• _Work to be completed_: Rewrite every line of the items below as a Markdown table with two columns, n for the row number and Line for the line itself. Skip any blank lines.

(Boxed item entries)
----------
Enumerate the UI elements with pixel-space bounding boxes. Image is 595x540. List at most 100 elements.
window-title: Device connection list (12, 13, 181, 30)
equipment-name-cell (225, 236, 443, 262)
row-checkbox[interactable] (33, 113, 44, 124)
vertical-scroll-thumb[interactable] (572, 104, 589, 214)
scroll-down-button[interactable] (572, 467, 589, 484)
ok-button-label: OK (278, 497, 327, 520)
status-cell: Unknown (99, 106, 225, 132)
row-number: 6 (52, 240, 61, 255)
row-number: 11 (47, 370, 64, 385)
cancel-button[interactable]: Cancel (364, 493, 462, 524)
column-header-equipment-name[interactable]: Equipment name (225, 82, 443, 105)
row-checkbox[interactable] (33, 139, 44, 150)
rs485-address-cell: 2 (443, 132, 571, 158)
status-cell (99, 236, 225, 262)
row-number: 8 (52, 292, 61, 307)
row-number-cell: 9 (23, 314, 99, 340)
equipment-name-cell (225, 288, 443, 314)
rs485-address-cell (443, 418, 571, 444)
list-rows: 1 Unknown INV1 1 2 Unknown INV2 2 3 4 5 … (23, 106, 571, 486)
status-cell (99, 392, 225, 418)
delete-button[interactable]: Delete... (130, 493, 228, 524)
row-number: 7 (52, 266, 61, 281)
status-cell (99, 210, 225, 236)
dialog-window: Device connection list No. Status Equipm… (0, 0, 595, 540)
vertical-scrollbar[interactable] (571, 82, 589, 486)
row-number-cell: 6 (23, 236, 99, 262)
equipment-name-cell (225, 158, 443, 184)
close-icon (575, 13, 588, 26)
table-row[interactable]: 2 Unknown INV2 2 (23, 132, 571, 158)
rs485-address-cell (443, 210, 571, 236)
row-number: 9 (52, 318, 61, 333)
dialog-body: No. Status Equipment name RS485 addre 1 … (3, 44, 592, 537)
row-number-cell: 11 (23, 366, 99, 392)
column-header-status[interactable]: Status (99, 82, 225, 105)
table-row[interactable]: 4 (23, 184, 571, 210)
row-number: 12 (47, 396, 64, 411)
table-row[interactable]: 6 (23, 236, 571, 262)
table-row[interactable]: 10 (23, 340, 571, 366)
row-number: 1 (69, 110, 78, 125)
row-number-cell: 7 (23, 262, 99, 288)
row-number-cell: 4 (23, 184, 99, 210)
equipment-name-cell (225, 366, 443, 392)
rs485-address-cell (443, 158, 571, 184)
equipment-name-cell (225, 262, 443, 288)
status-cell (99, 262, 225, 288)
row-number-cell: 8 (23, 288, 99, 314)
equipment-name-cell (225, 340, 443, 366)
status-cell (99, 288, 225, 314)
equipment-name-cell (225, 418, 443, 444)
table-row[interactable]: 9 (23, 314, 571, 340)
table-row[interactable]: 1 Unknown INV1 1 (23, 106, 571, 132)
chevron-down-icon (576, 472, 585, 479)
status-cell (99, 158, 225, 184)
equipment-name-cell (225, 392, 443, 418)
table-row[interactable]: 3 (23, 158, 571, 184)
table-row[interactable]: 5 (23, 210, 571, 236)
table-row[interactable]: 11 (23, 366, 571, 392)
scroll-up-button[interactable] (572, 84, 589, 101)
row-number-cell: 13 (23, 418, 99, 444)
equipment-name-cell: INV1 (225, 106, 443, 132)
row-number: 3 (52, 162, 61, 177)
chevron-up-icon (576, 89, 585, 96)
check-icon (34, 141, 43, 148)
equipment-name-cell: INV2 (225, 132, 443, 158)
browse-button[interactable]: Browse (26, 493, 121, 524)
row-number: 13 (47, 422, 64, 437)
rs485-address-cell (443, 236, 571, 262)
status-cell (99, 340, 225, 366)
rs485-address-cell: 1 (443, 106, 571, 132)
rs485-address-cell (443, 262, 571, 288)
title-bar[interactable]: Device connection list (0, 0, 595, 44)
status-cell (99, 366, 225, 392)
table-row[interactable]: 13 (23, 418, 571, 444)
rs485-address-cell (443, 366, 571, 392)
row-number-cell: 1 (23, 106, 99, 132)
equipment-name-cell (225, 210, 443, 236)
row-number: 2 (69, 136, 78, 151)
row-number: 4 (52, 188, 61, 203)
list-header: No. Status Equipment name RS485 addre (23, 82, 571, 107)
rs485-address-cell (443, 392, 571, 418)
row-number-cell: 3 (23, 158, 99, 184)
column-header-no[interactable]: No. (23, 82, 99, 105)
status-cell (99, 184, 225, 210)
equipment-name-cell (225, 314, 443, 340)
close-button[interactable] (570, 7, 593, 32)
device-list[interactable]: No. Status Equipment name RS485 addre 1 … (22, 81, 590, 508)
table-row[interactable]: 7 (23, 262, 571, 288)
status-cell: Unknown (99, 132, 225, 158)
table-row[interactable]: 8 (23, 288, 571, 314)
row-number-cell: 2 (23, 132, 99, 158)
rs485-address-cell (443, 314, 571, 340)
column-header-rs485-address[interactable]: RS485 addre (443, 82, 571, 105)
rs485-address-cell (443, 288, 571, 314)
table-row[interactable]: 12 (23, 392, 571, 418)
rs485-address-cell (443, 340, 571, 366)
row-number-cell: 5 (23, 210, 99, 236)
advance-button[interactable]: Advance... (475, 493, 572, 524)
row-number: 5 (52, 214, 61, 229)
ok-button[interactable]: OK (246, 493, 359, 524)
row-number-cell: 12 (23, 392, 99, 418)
----------
• _Response below_:
| n | Line |
|---|---|
| 1 | Enumerate the UI elements with pixel-space bounding boxes. Image is 595x540. List at most 100 elements. |
| 2 | window-title: Device connection list (12, 13, 181, 30) |
| 3 | equipment-name-cell (225, 236, 443, 262) |
| 4 | row-checkbox[interactable] (33, 113, 44, 124) |
| 5 | vertical-scroll-thumb[interactable] (572, 104, 589, 214) |
| 6 | scroll-down-button[interactable] (572, 467, 589, 484) |
| 7 | ok-button-label: OK (278, 497, 327, 520) |
| 8 | status-cell: Unknown (99, 106, 225, 132) |
| 9 | row-number: 6 (52, 240, 61, 255) |
| 10 | row-number: 11 (47, 370, 64, 385) |
| 11 | cancel-button[interactable]: Cancel (364, 493, 462, 524) |
| 12 | column-header-equipment-name[interactable]: Equipment name (225, 82, 443, 105) |
| 13 | row-checkbox[interactable] (33, 139, 44, 150) |
| 14 | rs485-address-cell: 2 (443, 132, 571, 158) |
| 15 | status-cell (99, 236, 225, 262) |
| 16 | row-number: 8 (52, 292, 61, 307) |
| 17 | row-number-cell: 9 (23, 314, 99, 340) |
| 18 | equipment-name-cell (225, 288, 443, 314) |
| 19 | rs485-address-cell (443, 418, 571, 444) |
| 20 | list-rows: 1 Unknown INV1 1 2 Unknown INV2 2 3 4 5 … (23, 106, 571, 486) |
| 21 | status-cell (99, 392, 225, 418) |
| 22 | delete-button[interactable]: Delete... (130, 493, 228, 524) |
| 23 | row-number: 7 (52, 266, 61, 281) |
| 24 | status-cell (99, 210, 225, 236) |
| 25 | dialog-window: Device connection list No. Status Equipm… (0, 0, 595, 540) |
| 26 | vertical-scrollbar[interactable] (571, 82, 589, 486) |
| 27 | row-number-cell: 6 (23, 236, 99, 262) |
| 28 | equipment-name-cell (225, 158, 443, 184) |
| 29 | close-icon (575, 13, 588, 26) |
| 30 | table-row[interactable]: 2 Unknown INV2 2 (23, 132, 571, 158) |
| 31 | rs485-address-cell (443, 210, 571, 236) |
| 32 | row-number: 9 (52, 318, 61, 333) |
| 33 | dialog-body: No. Status Equipment name RS485 addre 1 … (3, 44, 592, 537) |
| 34 | row-number-cell: 11 (23, 366, 99, 392) |
| 35 | column-header-status[interactable]: Status (99, 82, 225, 105) |
| 36 | table-row[interactable]: 4 (23, 184, 571, 210) |
| 37 | row-number: 12 (47, 396, 64, 411) |
| 38 | table-row[interactable]: 6 (23, 236, 571, 262) |
| 39 | table-row[interactable]: 10 (23, 340, 571, 366) |
| 40 | row-number: 1 (69, 110, 78, 125) |
| 41 | row-number-cell: 7 (23, 262, 99, 288) |
| 42 | row-number-cell: 4 (23, 184, 99, 210) |
| 43 | equipment-name-cell (225, 366, 443, 392) |
| 44 | rs485-address-cell (443, 158, 571, 184) |
| 45 | equipment-name-cell (225, 262, 443, 288) |
| 46 | status-cell (99, 262, 225, 288) |
| 47 | row-number-cell: 8 (23, 288, 99, 314) |
| 48 | equipment-name-cell (225, 340, 443, 366) |
| 49 | status-cell (99, 288, 225, 314) |
| 50 | equipment-name-cell (225, 418, 443, 444) |
| 51 | table-row[interactable]: 9 (23, 314, 571, 340) |
| 52 | table-row[interactable]: 1 Unknown INV1 1 (23, 106, 571, 132) |
| 53 | chevron-down-icon (576, 472, 585, 479) |
| 54 | status-cell (99, 158, 225, 184) |
| 55 | equipment-name-cell (225, 392, 443, 418) |
| 56 | table-row[interactable]: 3 (23, 158, 571, 184) |
| 57 | table-row[interactable]: 5 (23, 210, 571, 236) |
| 58 | table-row[interactable]: 11 (23, 366, 571, 392) |
| 59 | scroll-up-button[interactable] (572, 84, 589, 101) |
| 60 | row-number-cell: 13 (23, 418, 99, 444) |
| 61 | equipment-name-cell: INV1 (225, 106, 443, 132) |
| 62 | row-number: 3 (52, 162, 61, 177) |
| 63 | chevron-up-icon (576, 89, 585, 96) |
| 64 | check-icon (34, 141, 43, 148) |
| 65 | equipment-name-cell: INV2 (225, 132, 443, 158) |
| 66 | browse-button[interactable]: Browse (26, 493, 121, 524) |
| 67 | row-number: 13 (47, 422, 64, 437) |
| 68 | rs485-address-cell (443, 236, 571, 262) |
| 69 | status-cell (99, 340, 225, 366) |
| 70 | rs485-address-cell: 1 (443, 106, 571, 132) |
| 71 | rs485-address-cell (443, 262, 571, 288) |
| 72 | title-bar[interactable]: Device connection list (0, 0, 595, 44) |
| 73 | status-cell (99, 366, 225, 392) |
| 74 | table-row[interactable]: 13 (23, 418, 571, 444) |
| 75 | rs485-address-cell (443, 366, 571, 392) |
| 76 | row-number-cell: 1 (23, 106, 99, 132) |
| 77 | equipment-name-cell (225, 210, 443, 236) |
| 78 | row-number: 2 (69, 136, 78, 151) |
| 79 | row-number: 4 (52, 188, 61, 203) |
| 80 | list-header: No. Status Equipment name RS485 addre (23, 82, 571, 107) |
| 81 | rs485-address-cell (443, 392, 571, 418) |
| 82 | row-number-cell: 3 (23, 158, 99, 184) |
| 83 | column-header-no[interactable]: No. (23, 82, 99, 105) |
| 84 | status-cell (99, 184, 225, 210) |
| 85 | equipment-name-cell (225, 314, 443, 340) |
| 86 | close-button[interactable] (570, 7, 593, 32) |
| 87 | device-list[interactable]: No. Status Equipment name RS485 addre 1 … (22, 81, 590, 508) |
| 88 | table-row[interactable]: 7 (23, 262, 571, 288) |
| 89 | status-cell: Unknown (99, 132, 225, 158) |
| 90 | table-row[interactable]: 8 (23, 288, 571, 314) |
| 91 | row-number-cell: 2 (23, 132, 99, 158) |
| 92 | rs485-address-cell (443, 314, 571, 340) |
| 93 | column-header-rs485-address[interactable]: RS485 addre (443, 82, 571, 105) |
| 94 | rs485-address-cell (443, 288, 571, 314) |
| 95 | table-row[interactable]: 12 (23, 392, 571, 418) |
| 96 | rs485-address-cell (443, 340, 571, 366) |
| 97 | row-number-cell: 5 (23, 210, 99, 236) |
| 98 | advance-button[interactable]: Advance... (475, 493, 572, 524) |
| 99 | row-number: 5 (52, 214, 61, 229) |
| 100 | ok-button[interactable]: OK (246, 493, 359, 524) |
| 101 | row-number-cell: 12 (23, 392, 99, 418) |